## BEGIN RECORD EXTRACTS
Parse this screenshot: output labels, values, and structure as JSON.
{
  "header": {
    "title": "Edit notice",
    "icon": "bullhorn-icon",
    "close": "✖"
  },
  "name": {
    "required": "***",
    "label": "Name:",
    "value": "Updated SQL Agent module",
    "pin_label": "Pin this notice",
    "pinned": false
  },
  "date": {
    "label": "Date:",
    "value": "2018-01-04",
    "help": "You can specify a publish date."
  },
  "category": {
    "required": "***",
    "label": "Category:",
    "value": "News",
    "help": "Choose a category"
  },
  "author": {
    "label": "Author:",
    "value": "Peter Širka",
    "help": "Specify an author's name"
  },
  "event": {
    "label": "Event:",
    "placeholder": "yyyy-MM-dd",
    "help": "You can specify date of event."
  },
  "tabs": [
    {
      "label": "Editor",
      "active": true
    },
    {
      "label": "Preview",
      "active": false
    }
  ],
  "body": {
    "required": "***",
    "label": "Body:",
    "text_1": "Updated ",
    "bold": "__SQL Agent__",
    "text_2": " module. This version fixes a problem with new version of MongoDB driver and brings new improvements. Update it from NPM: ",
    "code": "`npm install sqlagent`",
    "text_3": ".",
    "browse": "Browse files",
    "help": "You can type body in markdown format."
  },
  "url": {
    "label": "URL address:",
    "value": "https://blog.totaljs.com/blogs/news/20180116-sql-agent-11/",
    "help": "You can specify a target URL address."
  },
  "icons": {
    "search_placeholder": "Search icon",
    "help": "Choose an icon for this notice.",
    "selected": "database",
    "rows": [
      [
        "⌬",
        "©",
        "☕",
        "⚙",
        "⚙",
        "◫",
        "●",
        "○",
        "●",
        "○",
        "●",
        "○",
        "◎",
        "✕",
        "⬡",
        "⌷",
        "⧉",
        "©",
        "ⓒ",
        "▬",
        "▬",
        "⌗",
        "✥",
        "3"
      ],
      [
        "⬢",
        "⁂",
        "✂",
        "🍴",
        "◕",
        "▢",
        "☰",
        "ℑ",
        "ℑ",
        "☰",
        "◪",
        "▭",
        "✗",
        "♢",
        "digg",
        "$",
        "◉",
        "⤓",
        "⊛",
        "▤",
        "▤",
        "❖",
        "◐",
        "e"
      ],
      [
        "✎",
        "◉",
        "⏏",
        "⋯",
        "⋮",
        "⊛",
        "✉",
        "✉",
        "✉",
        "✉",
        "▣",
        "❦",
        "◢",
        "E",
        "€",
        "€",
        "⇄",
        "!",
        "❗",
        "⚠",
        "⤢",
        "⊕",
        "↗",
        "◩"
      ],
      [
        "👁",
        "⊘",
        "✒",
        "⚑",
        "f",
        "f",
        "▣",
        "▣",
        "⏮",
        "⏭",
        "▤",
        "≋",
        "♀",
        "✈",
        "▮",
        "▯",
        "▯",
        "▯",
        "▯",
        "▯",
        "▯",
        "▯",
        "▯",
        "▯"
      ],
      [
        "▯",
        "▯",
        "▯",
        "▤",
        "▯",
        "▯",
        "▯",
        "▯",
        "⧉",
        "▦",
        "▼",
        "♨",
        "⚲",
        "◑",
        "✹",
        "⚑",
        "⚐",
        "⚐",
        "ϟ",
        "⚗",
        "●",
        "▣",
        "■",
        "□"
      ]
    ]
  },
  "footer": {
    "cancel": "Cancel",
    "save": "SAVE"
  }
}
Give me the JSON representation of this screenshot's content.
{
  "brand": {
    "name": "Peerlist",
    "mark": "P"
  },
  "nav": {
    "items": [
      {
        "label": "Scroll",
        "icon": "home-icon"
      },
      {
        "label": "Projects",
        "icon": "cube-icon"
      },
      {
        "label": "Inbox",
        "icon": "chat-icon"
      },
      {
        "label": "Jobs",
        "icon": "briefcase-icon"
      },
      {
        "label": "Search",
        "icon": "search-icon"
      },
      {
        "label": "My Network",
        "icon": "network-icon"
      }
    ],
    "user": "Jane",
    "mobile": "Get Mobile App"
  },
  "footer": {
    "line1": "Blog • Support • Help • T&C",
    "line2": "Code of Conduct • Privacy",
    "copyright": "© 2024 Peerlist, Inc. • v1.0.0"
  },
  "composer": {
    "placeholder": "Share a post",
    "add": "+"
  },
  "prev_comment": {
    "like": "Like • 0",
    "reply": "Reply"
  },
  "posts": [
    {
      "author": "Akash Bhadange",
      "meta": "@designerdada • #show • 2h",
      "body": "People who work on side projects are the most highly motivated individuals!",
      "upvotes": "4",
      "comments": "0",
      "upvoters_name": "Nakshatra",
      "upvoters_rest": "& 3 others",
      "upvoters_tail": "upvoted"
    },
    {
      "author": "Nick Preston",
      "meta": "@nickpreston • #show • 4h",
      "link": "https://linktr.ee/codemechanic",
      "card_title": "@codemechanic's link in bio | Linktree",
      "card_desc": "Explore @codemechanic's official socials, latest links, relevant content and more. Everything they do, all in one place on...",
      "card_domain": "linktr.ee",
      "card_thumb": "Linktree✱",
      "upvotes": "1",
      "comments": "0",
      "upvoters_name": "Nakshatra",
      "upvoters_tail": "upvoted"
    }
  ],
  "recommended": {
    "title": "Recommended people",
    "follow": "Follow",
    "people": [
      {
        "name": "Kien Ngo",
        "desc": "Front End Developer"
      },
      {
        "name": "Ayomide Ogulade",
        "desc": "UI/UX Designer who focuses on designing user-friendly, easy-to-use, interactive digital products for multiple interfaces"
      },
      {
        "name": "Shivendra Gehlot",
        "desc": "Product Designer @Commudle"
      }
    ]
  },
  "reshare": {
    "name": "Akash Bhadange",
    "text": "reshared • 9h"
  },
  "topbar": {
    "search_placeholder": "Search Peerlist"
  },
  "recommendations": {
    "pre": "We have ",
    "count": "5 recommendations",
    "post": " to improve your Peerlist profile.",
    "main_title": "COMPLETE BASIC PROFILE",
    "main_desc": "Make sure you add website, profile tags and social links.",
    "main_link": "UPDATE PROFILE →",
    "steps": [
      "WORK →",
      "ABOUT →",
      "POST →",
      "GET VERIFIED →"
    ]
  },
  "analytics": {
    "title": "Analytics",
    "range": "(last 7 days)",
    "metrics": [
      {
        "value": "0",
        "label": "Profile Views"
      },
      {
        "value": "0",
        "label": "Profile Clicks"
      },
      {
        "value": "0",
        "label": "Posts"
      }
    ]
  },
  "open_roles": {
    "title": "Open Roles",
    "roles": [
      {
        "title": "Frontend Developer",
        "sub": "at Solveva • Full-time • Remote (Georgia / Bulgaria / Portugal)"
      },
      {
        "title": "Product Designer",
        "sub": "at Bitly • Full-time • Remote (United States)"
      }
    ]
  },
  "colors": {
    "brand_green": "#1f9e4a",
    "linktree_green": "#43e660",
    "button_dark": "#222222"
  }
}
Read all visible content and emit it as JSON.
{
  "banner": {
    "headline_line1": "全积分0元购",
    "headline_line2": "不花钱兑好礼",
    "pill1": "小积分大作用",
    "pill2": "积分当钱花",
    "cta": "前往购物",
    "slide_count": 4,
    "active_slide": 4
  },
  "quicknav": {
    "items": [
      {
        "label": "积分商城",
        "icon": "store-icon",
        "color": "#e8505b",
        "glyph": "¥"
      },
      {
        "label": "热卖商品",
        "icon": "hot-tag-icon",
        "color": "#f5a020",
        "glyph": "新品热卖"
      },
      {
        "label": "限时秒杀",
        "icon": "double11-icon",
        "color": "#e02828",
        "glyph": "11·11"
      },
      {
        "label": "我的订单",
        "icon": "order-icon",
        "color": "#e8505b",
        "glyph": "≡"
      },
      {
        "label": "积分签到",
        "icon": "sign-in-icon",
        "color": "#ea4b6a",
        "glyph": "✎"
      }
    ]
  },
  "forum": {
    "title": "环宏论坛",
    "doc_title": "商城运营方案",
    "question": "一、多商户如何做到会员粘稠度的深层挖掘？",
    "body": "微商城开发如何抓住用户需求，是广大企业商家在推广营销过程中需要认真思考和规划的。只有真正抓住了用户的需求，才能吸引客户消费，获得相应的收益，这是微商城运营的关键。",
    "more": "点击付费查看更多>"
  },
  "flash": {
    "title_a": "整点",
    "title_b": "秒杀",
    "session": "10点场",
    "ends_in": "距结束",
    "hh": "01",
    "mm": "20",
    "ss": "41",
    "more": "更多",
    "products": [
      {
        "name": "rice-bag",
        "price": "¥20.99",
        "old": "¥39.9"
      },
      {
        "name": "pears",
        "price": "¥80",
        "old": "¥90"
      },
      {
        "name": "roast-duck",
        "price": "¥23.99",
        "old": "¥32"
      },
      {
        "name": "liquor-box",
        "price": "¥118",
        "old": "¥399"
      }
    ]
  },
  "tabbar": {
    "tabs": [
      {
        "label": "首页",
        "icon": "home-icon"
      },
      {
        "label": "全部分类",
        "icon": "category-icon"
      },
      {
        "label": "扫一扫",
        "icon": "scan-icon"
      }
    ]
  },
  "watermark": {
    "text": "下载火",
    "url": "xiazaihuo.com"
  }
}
## END RECORD EXTRACTS
YOUR TASK
Gather up every line from the listing above in which the word "module" occurs.

EXERCISE RESULT
    "value": "Updated SQL Agent module",
    "text_2": " module. This version fixes a problem with new version of MongoDB driver and brings new improvements. Update it from NPM: ",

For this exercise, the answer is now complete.